> [Required work]:
From the listing below, select every line where the word "JSON" appears.

> [Record excerpts]:
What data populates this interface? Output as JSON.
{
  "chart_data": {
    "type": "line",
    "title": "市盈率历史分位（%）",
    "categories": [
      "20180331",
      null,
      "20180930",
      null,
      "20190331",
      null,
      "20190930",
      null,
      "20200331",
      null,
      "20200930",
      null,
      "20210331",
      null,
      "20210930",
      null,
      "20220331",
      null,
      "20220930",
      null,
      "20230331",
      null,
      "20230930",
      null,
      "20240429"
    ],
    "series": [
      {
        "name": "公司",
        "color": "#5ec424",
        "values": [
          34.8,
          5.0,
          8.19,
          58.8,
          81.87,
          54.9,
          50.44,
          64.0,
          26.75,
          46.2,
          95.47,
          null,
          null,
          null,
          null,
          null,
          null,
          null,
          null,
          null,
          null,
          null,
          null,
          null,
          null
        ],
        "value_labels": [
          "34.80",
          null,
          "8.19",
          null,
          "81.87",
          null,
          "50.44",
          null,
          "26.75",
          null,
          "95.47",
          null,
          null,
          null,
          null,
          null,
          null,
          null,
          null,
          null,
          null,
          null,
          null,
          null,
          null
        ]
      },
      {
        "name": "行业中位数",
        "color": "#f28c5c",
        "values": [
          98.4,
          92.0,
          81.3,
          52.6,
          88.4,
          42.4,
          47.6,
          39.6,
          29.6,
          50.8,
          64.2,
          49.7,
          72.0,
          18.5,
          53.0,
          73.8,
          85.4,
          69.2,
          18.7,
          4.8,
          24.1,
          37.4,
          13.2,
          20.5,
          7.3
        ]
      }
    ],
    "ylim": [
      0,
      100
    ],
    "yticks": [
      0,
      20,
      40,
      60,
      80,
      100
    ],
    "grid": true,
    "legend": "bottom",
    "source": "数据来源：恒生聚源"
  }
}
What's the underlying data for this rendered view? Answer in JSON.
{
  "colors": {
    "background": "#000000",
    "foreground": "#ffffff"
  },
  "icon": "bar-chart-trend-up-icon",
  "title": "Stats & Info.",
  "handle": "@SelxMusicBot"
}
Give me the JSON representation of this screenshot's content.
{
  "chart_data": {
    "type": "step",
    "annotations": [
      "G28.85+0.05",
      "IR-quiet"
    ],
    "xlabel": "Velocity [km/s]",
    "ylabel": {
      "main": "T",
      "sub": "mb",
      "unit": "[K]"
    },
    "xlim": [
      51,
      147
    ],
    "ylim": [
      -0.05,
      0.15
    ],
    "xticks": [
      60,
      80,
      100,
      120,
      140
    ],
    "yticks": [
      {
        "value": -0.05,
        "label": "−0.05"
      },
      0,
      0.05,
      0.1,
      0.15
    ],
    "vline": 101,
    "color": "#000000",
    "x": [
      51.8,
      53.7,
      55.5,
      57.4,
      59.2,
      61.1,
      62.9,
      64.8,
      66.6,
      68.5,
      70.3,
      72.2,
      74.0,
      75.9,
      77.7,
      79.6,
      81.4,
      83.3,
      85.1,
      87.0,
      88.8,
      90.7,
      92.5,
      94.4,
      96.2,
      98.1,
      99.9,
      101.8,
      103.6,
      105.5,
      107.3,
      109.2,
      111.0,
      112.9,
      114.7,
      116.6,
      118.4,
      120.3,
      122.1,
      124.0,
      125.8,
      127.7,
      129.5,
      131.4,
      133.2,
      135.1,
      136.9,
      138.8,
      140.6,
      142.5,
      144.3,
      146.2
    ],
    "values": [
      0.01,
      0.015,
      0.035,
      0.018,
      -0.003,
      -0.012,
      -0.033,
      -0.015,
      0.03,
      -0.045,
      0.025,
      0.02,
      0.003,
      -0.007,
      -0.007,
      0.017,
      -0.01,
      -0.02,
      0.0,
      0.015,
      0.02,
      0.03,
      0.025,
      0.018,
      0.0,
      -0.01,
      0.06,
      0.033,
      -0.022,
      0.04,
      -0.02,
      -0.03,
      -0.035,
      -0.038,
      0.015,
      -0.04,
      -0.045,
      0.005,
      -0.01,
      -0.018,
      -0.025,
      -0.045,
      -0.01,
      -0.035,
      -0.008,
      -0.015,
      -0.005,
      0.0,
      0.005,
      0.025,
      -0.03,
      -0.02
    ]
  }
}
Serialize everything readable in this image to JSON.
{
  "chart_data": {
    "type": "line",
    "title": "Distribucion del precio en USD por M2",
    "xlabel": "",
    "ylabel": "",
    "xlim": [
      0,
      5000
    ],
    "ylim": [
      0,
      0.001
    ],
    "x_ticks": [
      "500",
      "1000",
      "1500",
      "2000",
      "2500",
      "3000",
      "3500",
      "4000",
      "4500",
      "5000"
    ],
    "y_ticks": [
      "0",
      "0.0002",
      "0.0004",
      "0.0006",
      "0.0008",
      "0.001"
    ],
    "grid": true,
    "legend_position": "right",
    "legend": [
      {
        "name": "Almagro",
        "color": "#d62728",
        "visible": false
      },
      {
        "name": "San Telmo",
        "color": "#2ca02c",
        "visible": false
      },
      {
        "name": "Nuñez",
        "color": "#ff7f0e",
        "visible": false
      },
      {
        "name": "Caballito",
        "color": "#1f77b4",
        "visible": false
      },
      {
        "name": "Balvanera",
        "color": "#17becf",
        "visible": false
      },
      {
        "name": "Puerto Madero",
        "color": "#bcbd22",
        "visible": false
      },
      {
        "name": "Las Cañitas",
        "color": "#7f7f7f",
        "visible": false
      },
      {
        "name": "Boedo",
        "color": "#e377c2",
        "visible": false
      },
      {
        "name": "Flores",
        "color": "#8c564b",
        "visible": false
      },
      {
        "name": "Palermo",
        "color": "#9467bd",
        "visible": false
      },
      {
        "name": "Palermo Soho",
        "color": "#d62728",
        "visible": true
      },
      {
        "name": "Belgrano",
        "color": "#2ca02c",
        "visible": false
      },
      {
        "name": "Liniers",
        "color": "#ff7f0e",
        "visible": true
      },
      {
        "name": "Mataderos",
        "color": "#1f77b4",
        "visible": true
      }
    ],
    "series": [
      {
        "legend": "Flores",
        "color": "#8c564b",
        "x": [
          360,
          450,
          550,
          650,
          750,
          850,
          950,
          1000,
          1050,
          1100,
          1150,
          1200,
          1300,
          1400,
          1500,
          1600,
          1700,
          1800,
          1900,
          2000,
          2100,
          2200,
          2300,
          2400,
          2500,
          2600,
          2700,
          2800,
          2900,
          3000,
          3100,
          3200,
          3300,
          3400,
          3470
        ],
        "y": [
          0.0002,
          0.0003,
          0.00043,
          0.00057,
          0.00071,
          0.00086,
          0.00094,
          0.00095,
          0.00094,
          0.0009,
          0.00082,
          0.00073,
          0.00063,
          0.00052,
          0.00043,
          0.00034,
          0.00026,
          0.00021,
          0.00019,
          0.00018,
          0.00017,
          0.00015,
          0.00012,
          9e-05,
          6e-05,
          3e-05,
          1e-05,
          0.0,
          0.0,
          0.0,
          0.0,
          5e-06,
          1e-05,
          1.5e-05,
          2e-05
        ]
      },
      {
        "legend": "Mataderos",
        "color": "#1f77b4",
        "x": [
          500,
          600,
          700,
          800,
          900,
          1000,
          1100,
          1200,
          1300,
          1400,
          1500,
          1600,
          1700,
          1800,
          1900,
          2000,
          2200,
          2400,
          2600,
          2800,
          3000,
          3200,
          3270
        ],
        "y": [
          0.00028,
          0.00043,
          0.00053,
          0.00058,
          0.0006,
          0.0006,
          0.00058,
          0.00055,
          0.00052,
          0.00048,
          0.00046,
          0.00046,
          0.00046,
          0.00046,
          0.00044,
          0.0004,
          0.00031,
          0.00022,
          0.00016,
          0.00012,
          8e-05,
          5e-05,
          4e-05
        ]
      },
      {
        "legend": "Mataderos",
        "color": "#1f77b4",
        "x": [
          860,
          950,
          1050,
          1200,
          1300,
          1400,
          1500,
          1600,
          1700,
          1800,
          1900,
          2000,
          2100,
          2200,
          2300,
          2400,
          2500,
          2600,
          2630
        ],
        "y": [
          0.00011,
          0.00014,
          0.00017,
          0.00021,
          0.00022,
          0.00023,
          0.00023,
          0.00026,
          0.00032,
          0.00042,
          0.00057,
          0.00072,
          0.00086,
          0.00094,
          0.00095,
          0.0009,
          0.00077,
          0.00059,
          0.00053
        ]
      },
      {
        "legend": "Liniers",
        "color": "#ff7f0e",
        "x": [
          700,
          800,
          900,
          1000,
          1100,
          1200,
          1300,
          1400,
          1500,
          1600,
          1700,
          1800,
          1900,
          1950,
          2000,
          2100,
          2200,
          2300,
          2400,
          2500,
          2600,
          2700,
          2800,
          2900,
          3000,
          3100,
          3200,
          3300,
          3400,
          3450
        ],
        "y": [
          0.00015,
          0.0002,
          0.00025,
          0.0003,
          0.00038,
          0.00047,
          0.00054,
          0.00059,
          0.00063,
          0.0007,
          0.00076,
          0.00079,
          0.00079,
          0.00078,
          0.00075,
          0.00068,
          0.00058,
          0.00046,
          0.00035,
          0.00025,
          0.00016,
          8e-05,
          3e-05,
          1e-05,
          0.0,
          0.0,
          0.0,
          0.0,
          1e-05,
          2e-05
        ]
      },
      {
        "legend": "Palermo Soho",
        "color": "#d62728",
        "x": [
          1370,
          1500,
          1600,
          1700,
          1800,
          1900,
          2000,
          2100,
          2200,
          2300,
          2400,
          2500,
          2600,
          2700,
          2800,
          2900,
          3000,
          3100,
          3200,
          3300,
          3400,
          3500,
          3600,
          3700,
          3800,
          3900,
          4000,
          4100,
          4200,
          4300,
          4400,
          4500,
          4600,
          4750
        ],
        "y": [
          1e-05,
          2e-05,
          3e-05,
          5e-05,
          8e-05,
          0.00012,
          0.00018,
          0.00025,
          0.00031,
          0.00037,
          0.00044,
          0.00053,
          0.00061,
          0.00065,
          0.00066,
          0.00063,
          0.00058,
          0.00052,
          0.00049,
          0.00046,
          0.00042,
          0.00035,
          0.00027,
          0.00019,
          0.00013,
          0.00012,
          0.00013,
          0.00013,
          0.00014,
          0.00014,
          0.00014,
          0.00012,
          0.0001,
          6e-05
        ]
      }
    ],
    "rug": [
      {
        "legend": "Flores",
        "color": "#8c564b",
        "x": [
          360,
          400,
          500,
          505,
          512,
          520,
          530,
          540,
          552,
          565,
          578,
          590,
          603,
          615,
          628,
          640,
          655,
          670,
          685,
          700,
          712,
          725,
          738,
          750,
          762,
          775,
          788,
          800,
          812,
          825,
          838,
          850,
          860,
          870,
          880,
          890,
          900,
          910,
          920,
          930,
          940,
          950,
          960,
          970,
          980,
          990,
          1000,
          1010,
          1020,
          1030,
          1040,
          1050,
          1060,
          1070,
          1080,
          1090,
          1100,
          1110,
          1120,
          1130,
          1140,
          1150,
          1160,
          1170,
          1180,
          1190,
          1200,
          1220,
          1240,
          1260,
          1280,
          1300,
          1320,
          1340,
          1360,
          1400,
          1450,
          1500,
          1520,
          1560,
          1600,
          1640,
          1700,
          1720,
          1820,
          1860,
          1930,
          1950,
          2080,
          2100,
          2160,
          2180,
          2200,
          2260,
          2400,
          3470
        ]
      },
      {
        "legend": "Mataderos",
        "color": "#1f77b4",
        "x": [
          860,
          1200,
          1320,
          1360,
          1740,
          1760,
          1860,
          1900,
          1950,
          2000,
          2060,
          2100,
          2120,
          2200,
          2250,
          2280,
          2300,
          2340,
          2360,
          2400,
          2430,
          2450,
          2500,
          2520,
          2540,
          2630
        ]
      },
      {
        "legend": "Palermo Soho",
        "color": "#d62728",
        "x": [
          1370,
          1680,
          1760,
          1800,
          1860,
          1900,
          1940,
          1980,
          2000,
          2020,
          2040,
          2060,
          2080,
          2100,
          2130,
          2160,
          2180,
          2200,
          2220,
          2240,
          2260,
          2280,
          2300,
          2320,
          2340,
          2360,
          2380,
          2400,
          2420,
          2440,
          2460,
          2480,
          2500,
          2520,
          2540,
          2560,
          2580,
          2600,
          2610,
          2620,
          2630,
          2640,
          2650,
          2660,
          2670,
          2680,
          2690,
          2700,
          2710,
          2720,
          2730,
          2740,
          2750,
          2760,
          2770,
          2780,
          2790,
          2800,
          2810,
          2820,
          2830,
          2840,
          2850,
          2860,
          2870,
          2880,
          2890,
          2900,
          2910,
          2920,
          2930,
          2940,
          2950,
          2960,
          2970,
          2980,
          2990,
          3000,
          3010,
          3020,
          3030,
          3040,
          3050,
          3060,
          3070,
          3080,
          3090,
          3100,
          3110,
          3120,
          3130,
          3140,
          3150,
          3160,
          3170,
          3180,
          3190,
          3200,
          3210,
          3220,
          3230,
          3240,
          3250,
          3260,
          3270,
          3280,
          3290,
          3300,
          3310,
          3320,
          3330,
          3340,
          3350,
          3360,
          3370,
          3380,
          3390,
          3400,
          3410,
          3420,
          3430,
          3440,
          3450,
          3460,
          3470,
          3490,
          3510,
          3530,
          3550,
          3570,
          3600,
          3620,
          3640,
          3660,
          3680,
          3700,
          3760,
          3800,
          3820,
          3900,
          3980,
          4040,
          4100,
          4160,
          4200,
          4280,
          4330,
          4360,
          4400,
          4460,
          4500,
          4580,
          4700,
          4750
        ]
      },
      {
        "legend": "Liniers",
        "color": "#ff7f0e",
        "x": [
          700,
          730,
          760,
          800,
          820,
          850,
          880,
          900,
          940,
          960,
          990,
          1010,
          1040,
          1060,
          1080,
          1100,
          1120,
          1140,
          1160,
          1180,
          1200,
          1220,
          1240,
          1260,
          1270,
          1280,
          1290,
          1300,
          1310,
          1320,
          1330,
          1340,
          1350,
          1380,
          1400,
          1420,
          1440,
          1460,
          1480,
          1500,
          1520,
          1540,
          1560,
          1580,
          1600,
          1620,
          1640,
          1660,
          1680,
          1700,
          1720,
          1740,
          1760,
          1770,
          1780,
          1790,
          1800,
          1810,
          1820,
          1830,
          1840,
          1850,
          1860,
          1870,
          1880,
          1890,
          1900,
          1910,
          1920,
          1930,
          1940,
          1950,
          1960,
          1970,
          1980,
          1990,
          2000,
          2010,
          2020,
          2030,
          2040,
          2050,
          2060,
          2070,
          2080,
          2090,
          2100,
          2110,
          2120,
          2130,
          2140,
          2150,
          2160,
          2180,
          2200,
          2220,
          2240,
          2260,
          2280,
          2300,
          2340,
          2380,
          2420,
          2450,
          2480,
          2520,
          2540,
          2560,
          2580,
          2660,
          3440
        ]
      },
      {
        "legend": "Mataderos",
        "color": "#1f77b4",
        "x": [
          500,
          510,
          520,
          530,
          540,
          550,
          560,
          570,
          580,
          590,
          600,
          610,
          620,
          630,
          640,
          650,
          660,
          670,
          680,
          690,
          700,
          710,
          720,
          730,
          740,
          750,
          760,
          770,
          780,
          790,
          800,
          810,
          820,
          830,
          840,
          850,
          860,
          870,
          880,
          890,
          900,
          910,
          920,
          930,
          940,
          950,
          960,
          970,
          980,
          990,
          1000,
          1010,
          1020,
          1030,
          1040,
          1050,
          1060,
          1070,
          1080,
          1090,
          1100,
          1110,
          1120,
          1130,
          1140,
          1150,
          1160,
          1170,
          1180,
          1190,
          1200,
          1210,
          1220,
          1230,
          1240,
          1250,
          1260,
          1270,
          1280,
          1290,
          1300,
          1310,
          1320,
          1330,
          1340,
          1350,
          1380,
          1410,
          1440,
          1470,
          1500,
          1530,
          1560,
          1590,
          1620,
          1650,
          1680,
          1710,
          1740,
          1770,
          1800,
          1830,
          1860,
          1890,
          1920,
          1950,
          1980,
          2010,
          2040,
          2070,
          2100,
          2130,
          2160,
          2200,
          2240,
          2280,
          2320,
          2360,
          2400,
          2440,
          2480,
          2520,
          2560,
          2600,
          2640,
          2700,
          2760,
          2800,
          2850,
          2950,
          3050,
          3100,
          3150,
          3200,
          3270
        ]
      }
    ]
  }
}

> [Right answer]:
What data populates this interface? Output as JSON.
What's the underlying data for this rendered view? Answer in JSON.
Give me the JSON representation of this screenshot's content.
Serialize everything readable in this image to JSON.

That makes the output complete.